### Given data
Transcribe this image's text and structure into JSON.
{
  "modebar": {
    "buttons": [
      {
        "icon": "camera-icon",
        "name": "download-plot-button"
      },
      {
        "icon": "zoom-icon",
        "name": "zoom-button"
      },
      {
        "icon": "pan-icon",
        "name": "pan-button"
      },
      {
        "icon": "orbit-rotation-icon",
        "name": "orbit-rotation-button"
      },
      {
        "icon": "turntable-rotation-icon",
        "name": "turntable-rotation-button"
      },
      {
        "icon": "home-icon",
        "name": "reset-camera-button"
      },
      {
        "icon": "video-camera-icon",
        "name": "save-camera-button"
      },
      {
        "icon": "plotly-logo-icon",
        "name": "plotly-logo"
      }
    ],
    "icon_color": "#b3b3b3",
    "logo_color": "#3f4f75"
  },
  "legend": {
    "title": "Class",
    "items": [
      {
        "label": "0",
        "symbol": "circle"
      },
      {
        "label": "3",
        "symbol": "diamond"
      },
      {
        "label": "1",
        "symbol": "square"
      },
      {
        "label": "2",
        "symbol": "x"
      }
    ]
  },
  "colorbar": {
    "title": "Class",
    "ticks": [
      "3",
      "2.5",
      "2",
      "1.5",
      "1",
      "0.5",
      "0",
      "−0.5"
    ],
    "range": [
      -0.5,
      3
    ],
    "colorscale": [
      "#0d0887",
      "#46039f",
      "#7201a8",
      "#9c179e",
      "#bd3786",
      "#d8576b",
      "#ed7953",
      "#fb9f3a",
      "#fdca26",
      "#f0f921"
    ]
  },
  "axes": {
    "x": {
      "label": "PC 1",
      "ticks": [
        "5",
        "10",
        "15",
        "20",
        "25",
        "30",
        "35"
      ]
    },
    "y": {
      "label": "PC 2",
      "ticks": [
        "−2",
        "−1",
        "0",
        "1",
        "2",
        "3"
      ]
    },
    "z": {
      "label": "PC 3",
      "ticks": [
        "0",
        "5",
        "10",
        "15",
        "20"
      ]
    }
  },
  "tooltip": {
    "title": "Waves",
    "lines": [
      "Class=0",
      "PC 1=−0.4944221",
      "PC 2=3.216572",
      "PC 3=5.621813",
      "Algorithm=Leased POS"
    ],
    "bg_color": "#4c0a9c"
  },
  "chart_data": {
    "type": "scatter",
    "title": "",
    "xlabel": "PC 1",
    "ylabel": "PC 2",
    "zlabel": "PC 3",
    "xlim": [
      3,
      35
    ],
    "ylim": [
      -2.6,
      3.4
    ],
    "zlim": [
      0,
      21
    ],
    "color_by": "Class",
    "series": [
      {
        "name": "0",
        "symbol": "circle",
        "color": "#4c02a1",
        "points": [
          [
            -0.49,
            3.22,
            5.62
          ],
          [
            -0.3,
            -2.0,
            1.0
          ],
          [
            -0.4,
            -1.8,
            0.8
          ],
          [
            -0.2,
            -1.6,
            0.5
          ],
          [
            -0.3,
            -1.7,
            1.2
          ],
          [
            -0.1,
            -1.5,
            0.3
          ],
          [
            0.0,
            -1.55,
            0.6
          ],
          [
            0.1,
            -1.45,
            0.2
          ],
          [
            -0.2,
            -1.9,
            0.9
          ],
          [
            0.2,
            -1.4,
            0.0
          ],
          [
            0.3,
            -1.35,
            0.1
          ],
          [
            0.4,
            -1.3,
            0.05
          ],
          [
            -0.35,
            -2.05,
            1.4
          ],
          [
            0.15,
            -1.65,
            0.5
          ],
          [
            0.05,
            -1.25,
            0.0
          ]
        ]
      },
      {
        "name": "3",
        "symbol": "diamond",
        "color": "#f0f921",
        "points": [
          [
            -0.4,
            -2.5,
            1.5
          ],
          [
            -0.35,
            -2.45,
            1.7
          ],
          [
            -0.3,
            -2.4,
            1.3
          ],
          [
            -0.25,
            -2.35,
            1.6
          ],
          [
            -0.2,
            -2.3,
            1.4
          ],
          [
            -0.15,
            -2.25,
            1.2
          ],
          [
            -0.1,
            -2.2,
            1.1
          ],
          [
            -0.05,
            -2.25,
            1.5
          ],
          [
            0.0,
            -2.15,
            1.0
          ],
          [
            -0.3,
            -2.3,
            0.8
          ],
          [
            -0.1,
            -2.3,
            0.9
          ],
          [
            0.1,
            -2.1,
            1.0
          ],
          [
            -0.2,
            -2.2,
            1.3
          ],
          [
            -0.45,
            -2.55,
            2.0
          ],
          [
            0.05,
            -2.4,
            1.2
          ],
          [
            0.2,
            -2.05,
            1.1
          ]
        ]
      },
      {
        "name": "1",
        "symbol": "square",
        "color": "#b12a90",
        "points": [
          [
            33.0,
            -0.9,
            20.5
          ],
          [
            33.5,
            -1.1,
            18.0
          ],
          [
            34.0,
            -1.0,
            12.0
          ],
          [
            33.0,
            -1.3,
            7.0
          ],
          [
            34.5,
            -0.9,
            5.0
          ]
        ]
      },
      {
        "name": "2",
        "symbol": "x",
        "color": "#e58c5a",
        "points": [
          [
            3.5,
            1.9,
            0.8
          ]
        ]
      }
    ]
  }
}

### Instruction
Print the whole listing exactly as it is.

### Result
Transcribe this image's text and structure into JSON.
{
  "modebar": {
    "buttons": [
      {
        "icon": "camera-icon",
        "name": "download-plot-button"
      },
      {
        "icon": "zoom-icon",
        "name": "zoom-button"
      },
      {
        "icon": "pan-icon",
        "name": "pan-button"
      },
      {
        "icon": "orbit-rotation-icon",
        "name": "orbit-rotation-button"
      },
      {
        "icon": "turntable-rotation-icon",
        "name": "turntable-rotation-button"
      },
      {
        "icon": "home-icon",
        "name": "reset-camera-button"
      },
      {
        "icon": "video-camera-icon",
        "name": "save-camera-button"
      },
      {
        "icon": "plotly-logo-icon",
        "name": "plotly-logo"
      }
    ],
    "icon_color": "#b3b3b3",
    "logo_color": "#3f4f75"
  },
  "legend": {
    "title": "Class",
    "items": [
      {
        "label": "0",
        "symbol": "circle"
      },
      {
        "label": "3",
        "symbol": "diamond"
      },
      {
        "label": "1",
        "symbol": "square"
      },
      {
        "label": "2",
        "symbol": "x"
      }
    ]
  },
  "colorbar": {
    "title": "Class",
    "ticks": [
      "3",
      "2.5",
      "2",
      "1.5",
      "1",
      "0.5",
      "0",
      "−0.5"
    ],
    "range": [
      -0.5,
      3
    ],
    "colorscale": [
      "#0d0887",
      "#46039f",
      "#7201a8",
      "#9c179e",
      "#bd3786",
      "#d8576b",
      "#ed7953",
      "#fb9f3a",
      "#fdca26",
      "#f0f921"
    ]
  },
  "axes": {
    "x": {
      "label": "PC 1",
      "ticks": [
        "5",
        "10",
        "15",
        "20",
        "25",
        "30",
        "35"
      ]
    },
    "y": {
      "label": "PC 2",
      "ticks": [
        "−2",
        "−1",
        "0",
        "1",
        "2",
        "3"
      ]
    },
    "z": {
      "label": "PC 3",
      "ticks": [
        "0",
        "5",
        "10",
        "15",
        "20"
      ]
    }
  },
  "tooltip": {
    "title": "Waves",
    "lines": [
      "Class=0",
      "PC 1=−0.4944221",
      "PC 2=3.216572",
      "PC 3=5.621813",
      "Algorithm=Leased POS"
    ],
    "bg_color": "#4c0a9c"
  },
  "chart_data": {
    "type": "scatter",
    "title": "",
    "xlabel": "PC 1",
    "ylabel": "PC 2",
    "zlabel": "PC 3",
    "xlim": [
      3,
      35
    ],
    "ylim": [
      -2.6,
      3.4
    ],
    "zlim": [
      0,
      21
    ],
    "color_by": "Class",
    "series": [
      {
        "name": "0",
        "symbol": "circle",
        "color": "#4c02a1",
        "points": [
          [
            -0.49,
            3.22,
            5.62
          ],
          [
            -0.3,
            -2.0,
            1.0
          ],
          [
            -0.4,
            -1.8,
            0.8
          ],
          [
            -0.2,
            -1.6,
            0.5
          ],
          [
            -0.3,
            -1.7,
            1.2
          ],
          [
            -0.1,
            -1.5,
            0.3
          ],
          [
            0.0,
            -1.55,
            0.6
          ],
          [
            0.1,
            -1.45,
            0.2
          ],
          [
            -0.2,
            -1.9,
            0.9
          ],
          [
            0.2,
            -1.4,
            0.0
          ],
          [
            0.3,
            -1.35,
            0.1
          ],
          [
            0.4,
            -1.3,
            0.05
          ],
          [
            -0.35,
            -2.05,
            1.4
          ],
          [
            0.15,
            -1.65,
            0.5
          ],
          [
            0.05,
            -1.25,
            0.0
          ]
        ]
      },
      {
        "name": "3",
        "symbol": "diamond",
        "color": "#f0f921",
        "points": [
          [
            -0.4,
            -2.5,
            1.5
          ],
          [
            -0.35,
            -2.45,
            1.7
          ],
          [
            -0.3,
            -2.4,
            1.3
          ],
          [
            -0.25,
            -2.35,
            1.6
          ],
          [
            -0.2,
            -2.3,
            1.4
          ],
          [
            -0.15,
            -2.25,
            1.2
          ],
          [
            -0.1,
            -2.2,
            1.1
          ],
          [
            -0.05,
            -2.25,
            1.5
          ],
          [
            0.0,
            -2.15,
            1.0
          ],
          [
            -0.3,
            -2.3,
            0.8
          ],
          [
            -0.1,
            -2.3,
            0.9
          ],
          [
            0.1,
            -2.1,
            1.0
          ],
          [
            -0.2,
            -2.2,
            1.3
          ],
          [
            -0.45,
            -2.55,
            2.0
          ],
          [
            0.05,
            -2.4,
            1.2
          ],
          [
            0.2,
            -2.05,
            1.1
          ]
        ]
      },
      {
        "name": "1",
        "symbol": "square",
        "color": "#b12a90",
        "points": [
          [
            33.0,
            -0.9,
            20.5
          ],
          [
            33.5,
            -1.1,
            18.0
          ],
          [
            34.0,
            -1.0,
            12.0
          ],
          [
            33.0,
            -1.3,
            7.0
          ],
          [
            34.5,
            -0.9,
            5.0
          ]
        ]
      },
      {
        "name": "2",
        "symbol": "x",
        "color": "#e58c5a",
        "points": [
          [
            3.5,
            1.9,
            0.8
          ]
        ]
      }
    ]
  }
}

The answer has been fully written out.